◆ **Excerpted records**:
- - -

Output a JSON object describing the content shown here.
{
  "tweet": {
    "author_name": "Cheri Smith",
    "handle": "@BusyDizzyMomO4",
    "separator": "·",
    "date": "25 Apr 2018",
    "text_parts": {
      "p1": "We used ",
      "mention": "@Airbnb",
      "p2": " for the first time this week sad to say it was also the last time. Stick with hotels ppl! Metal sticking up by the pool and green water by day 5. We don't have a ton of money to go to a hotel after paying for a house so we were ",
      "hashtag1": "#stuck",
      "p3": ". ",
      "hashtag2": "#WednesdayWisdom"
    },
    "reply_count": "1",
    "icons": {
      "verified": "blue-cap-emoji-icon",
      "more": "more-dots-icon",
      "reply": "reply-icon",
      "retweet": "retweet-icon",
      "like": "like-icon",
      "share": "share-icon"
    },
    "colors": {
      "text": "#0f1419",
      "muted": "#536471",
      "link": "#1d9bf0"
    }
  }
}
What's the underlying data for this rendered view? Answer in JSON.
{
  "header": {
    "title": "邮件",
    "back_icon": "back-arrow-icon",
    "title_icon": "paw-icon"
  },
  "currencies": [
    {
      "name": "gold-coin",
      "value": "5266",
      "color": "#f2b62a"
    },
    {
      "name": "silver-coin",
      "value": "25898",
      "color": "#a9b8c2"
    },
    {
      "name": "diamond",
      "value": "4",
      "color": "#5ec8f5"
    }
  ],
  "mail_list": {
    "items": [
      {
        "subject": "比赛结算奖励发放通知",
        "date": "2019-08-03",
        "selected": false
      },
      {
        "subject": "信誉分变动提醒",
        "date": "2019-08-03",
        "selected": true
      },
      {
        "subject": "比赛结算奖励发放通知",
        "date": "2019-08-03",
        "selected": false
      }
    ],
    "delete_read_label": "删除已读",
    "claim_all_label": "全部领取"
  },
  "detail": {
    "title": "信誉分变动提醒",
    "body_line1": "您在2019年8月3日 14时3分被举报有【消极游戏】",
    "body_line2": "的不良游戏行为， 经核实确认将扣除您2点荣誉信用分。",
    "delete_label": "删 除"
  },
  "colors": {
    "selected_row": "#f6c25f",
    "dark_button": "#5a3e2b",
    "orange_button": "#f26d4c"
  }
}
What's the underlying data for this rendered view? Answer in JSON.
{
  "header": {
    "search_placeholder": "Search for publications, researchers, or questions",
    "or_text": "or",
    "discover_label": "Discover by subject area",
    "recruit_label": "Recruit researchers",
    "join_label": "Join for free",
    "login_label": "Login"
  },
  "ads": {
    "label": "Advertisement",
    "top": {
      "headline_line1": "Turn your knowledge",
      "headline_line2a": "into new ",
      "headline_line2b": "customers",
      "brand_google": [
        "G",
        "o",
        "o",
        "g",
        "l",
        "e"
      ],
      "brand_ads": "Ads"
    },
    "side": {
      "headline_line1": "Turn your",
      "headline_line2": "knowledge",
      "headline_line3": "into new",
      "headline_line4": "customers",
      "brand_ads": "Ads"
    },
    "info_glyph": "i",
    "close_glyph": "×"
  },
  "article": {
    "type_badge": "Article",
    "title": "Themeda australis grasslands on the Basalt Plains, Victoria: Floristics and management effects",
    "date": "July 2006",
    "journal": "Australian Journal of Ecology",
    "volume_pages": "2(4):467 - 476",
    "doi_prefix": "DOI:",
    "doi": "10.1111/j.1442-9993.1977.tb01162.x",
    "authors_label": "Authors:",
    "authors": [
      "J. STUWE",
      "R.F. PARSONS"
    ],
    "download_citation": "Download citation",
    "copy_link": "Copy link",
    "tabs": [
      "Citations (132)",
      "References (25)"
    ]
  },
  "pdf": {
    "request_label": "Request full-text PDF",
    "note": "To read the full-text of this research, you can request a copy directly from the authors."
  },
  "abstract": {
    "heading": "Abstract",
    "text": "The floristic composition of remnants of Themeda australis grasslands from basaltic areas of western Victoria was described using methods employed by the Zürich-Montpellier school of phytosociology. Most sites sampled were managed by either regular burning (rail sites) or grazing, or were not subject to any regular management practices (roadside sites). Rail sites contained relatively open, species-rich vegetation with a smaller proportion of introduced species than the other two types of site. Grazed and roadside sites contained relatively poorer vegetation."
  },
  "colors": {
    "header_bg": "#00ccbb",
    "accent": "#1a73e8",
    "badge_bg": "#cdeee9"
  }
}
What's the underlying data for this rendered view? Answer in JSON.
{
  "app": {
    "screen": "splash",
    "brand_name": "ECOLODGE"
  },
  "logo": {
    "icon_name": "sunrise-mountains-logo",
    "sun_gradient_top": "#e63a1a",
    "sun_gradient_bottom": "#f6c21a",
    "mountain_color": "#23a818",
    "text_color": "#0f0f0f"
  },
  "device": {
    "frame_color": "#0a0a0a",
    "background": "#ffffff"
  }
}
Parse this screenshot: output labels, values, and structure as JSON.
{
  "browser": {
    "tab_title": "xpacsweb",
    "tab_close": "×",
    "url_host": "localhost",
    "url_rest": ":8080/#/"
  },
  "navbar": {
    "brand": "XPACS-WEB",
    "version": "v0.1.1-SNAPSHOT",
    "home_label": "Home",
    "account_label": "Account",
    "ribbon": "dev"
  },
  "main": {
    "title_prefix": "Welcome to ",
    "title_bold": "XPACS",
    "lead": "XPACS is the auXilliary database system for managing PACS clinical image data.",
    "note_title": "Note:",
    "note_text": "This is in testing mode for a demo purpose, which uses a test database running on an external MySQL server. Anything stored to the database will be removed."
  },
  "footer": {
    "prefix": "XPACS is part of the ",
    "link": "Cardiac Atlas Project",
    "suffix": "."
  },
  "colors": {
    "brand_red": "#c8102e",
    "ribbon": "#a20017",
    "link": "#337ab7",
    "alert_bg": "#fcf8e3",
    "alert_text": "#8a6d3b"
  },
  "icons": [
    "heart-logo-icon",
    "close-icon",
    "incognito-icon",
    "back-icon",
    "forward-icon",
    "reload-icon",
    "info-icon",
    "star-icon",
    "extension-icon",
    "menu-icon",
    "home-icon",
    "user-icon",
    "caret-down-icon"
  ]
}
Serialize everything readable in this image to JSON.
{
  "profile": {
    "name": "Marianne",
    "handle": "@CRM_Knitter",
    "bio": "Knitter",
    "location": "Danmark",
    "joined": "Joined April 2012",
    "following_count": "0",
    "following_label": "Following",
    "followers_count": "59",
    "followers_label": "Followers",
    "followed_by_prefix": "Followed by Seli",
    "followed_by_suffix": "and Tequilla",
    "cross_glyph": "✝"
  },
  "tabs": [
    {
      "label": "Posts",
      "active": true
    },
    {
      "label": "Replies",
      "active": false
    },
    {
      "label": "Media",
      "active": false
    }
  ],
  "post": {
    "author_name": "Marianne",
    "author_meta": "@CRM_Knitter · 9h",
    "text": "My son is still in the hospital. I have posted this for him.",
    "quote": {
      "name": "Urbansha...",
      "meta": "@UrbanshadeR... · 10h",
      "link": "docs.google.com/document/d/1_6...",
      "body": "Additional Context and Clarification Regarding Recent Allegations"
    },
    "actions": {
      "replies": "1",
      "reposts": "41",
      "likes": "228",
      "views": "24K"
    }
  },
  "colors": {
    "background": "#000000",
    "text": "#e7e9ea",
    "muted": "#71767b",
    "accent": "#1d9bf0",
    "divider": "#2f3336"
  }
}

- - -

◆ **Work required**: Pull out all lines from the entries above in which the word "management" appears.

◆ **Solution to this exercise**:
    "title": "Themeda australis grasslands on the Basalt Plains, Victoria: Floristics and management effects",
    "text": "The floristic composition of remnants of Themeda australis grasslands from basaltic areas of western Victoria was described using methods employed by the Zürich-Montpellier school of phytosociology. Most sites sampled were managed by either regular burning (rail sites) or grazing, or were not subject to any regular management practices (roadside sites). Rail sites contained relatively open, species-rich vegetation with a smaller proportion of introduced species than the other two types of site. Grazed and roadside sites contained relatively poorer vegetation."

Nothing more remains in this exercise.